Collected data entries
============================================================
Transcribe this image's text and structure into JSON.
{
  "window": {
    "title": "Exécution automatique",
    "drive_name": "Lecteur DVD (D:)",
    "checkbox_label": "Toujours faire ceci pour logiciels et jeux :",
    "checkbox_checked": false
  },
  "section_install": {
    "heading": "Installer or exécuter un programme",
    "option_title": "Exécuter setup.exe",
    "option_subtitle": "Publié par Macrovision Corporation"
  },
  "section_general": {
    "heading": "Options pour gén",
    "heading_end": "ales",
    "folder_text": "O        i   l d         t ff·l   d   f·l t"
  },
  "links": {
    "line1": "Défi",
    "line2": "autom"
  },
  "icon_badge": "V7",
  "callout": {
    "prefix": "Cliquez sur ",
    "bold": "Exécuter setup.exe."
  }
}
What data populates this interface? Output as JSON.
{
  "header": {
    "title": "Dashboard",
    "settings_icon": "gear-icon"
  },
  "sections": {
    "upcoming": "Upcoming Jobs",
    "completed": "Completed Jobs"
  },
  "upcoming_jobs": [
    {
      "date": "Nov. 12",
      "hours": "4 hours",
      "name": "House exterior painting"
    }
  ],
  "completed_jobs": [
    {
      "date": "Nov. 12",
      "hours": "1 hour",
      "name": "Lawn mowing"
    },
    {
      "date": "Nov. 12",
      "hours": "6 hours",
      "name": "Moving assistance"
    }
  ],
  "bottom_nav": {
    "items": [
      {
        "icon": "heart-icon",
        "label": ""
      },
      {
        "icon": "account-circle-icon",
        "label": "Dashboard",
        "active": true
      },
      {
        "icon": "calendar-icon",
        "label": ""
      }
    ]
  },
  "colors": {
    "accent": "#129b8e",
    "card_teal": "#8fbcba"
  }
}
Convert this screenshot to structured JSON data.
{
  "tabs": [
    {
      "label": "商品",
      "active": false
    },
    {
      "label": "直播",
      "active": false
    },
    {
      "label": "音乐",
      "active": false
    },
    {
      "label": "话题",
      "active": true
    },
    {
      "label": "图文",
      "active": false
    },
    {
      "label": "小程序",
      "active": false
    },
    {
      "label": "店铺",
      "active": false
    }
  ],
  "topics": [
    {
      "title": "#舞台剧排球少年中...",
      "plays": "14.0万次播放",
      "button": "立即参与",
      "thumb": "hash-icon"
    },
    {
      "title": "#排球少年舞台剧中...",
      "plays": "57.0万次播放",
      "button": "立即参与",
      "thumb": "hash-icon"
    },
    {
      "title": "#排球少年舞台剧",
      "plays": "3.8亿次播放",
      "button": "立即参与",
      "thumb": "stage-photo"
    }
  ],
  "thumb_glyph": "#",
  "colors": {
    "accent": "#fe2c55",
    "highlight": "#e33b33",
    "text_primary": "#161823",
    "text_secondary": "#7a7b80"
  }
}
============================================================
Task to carry out
Every line above should be retyped exactly as given.

Exercise answer
Transcribe this image's text and structure into JSON.
{
  "window": {
    "title": "Exécution automatique",
    "drive_name": "Lecteur DVD (D:)",
    "checkbox_label": "Toujours faire ceci pour logiciels et jeux :",
    "checkbox_checked": false
  },
  "section_install": {
    "heading": "Installer or exécuter un programme",
    "option_title": "Exécuter setup.exe",
    "option_subtitle": "Publié par Macrovision Corporation"
  },
  "section_general": {
    "heading": "Options pour gén",
    "heading_end": "ales",
    "folder_text": "O        i   l d         t ff·l   d   f·l t"
  },
  "links": {
    "line1": "Défi",
    "line2": "autom"
  },
  "icon_badge": "V7",
  "callout": {
    "prefix": "Cliquez sur ",
    "bold": "Exécuter setup.exe."
  }
}
What data populates this interface? Output as JSON.
{
  "header": {
    "title": "Dashboard",
    "settings_icon": "gear-icon"
  },
  "sections": {
    "upcoming": "Upcoming Jobs",
    "completed": "Completed Jobs"
  },
  "upcoming_jobs": [
    {
      "date": "Nov. 12",
      "hours": "4 hours",
      "name": "House exterior painting"
    }
  ],
  "completed_jobs": [
    {
      "date": "Nov. 12",
      "hours": "1 hour",
      "name": "Lawn mowing"
    },
    {
      "date": "Nov. 12",
      "hours": "6 hours",
      "name": "Moving assistance"
    }
  ],
  "bottom_nav": {
    "items": [
      {
        "icon": "heart-icon",
        "label": ""
      },
      {
        "icon": "account-circle-icon",
        "label": "Dashboard",
        "active": true
      },
      {
        "icon": "calendar-icon",
        "label": ""
      }
    ]
  },
  "colors": {
    "accent": "#129b8e",
    "card_teal": "#8fbcba"
  }
}
Convert this screenshot to structured JSON data.
{
  "tabs": [
    {
      "label": "商品",
      "active": false
    },
    {
      "label": "直播",
      "active": false
    },
    {
      "label": "音乐",
      "active": false
    },
    {
      "label": "话题",
      "active": true
    },
    {
      "label": "图文",
      "active": false
    },
    {
      "label": "小程序",
      "active": false
    },
    {
      "label": "店铺",
      "active": false
    }
  ],
  "topics": [
    {
      "title": "#舞台剧排球少年中...",
      "plays": "14.0万次播放",
      "button": "立即参与",
      "thumb": "hash-icon"
    },
    {
      "title": "#排球少年舞台剧中...",
      "plays": "57.0万次播放",
      "button": "立即参与",
      "thumb": "hash-icon"
    },
    {
      "title": "#排球少年舞台剧",
      "plays": "3.8亿次播放",
      "button": "立即参与",
      "thumb": "stage-photo"
    }
  ],
  "thumb_glyph": "#",
  "colors": {
    "accent": "#fe2c55",
    "highlight": "#e33b33",
    "text_primary": "#161823",
    "text_secondary": "#7a7b80"
  }
}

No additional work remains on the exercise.